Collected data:
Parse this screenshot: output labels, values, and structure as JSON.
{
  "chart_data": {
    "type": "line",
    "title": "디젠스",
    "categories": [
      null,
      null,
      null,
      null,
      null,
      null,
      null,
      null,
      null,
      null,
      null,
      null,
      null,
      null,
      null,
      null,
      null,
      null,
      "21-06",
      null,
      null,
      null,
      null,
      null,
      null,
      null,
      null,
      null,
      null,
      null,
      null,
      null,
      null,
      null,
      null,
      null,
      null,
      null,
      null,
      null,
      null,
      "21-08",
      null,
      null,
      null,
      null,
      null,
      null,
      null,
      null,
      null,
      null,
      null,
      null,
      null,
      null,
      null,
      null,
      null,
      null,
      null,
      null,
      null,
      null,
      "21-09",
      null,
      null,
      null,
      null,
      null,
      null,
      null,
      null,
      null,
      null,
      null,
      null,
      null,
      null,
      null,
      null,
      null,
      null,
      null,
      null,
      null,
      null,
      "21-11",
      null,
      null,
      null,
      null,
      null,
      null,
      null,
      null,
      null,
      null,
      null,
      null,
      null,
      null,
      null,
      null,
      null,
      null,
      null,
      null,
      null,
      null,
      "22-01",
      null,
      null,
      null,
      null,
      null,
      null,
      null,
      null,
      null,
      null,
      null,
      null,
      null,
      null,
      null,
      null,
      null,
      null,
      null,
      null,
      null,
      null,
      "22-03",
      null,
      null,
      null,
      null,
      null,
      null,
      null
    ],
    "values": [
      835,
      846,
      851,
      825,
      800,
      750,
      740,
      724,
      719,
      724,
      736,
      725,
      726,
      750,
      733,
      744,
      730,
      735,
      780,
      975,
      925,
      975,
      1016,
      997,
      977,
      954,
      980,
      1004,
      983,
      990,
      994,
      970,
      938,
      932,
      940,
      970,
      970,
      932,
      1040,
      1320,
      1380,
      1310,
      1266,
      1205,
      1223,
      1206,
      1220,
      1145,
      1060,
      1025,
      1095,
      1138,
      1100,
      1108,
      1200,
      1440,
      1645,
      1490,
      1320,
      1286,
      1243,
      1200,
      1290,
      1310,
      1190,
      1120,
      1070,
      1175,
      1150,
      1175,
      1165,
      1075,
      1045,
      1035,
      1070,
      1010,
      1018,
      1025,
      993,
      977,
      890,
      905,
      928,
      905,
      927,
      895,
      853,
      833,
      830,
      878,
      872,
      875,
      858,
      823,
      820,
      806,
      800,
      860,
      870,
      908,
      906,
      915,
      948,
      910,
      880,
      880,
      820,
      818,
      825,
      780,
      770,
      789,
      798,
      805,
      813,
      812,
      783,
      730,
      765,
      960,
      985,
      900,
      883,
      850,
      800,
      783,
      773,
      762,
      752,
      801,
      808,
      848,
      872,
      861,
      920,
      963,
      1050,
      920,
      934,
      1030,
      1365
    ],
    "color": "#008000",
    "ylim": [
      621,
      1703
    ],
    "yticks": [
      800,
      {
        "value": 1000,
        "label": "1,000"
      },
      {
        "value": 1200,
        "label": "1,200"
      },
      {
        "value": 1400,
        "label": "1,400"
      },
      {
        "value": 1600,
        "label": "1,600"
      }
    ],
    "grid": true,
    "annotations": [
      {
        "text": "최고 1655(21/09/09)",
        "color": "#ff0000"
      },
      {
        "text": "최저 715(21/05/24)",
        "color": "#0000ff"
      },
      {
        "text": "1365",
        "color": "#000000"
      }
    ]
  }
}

◆ **Exercise details**: Copy out each record, keeping every word as it is.

◆ **Response for this exercise**:
Parse this screenshot: output labels, values, and structure as JSON.
{
  "chart_data": {
    "type": "line",
    "title": "디젠스",
    "categories": [
      null,
      null,
      null,
      null,
      null,
      null,
      null,
      null,
      null,
      null,
      null,
      null,
      null,
      null,
      null,
      null,
      null,
      null,
      "21-06",
      null,
      null,
      null,
      null,
      null,
      null,
      null,
      null,
      null,
      null,
      null,
      null,
      null,
      null,
      null,
      null,
      null,
      null,
      null,
      null,
      null,
      null,
      "21-08",
      null,
      null,
      null,
      null,
      null,
      null,
      null,
      null,
      null,
      null,
      null,
      null,
      null,
      null,
      null,
      null,
      null,
      null,
      null,
      null,
      null,
      null,
      "21-09",
      null,
      null,
      null,
      null,
      null,
      null,
      null,
      null,
      null,
      null,
      null,
      null,
      null,
      null,
      null,
      null,
      null,
      null,
      null,
      null,
      null,
      null,
      "21-11",
      null,
      null,
      null,
      null,
      null,
      null,
      null,
      null,
      null,
      null,
      null,
      null,
      null,
      null,
      null,
      null,
      null,
      null,
      null,
      null,
      null,
      null,
      "22-01",
      null,
      null,
      null,
      null,
      null,
      null,
      null,
      null,
      null,
      null,
      null,
      null,
      null,
      null,
      null,
      null,
      null,
      null,
      null,
      null,
      null,
      null,
      "22-03",
      null,
      null,
      null,
      null,
      null,
      null,
      null
    ],
    "values": [
      835,
      846,
      851,
      825,
      800,
      750,
      740,
      724,
      719,
      724,
      736,
      725,
      726,
      750,
      733,
      744,
      730,
      735,
      780,
      975,
      925,
      975,
      1016,
      997,
      977,
      954,
      980,
      1004,
      983,
      990,
      994,
      970,
      938,
      932,
      940,
      970,
      970,
      932,
      1040,
      1320,
      1380,
      1310,
      1266,
      1205,
      1223,
      1206,
      1220,
      1145,
      1060,
      1025,
      1095,
      1138,
      1100,
      1108,
      1200,
      1440,
      1645,
      1490,
      1320,
      1286,
      1243,
      1200,
      1290,
      1310,
      1190,
      1120,
      1070,
      1175,
      1150,
      1175,
      1165,
      1075,
      1045,
      1035,
      1070,
      1010,
      1018,
      1025,
      993,
      977,
      890,
      905,
      928,
      905,
      927,
      895,
      853,
      833,
      830,
      878,
      872,
      875,
      858,
      823,
      820,
      806,
      800,
      860,
      870,
      908,
      906,
      915,
      948,
      910,
      880,
      880,
      820,
      818,
      825,
      780,
      770,
      789,
      798,
      805,
      813,
      812,
      783,
      730,
      765,
      960,
      985,
      900,
      883,
      850,
      800,
      783,
      773,
      762,
      752,
      801,
      808,
      848,
      872,
      861,
      920,
      963,
      1050,
      920,
      934,
      1030,
      1365
    ],
    "color": "#008000",
    "ylim": [
      621,
      1703
    ],
    "yticks": [
      800,
      {
        "value": 1000,
        "label": "1,000"
      },
      {
        "value": 1200,
        "label": "1,200"
      },
      {
        "value": 1400,
        "label": "1,400"
      },
      {
        "value": 1600,
        "label": "1,600"
      }
    ],
    "grid": true,
    "annotations": [
      {
        "text": "최고 1655(21/09/09)",
        "color": "#ff0000"
      },
      {
        "text": "최저 715(21/05/24)",
        "color": "#0000ff"
      },
      {
        "text": "1365",
        "color": "#000000"
      }
    ]
  }
}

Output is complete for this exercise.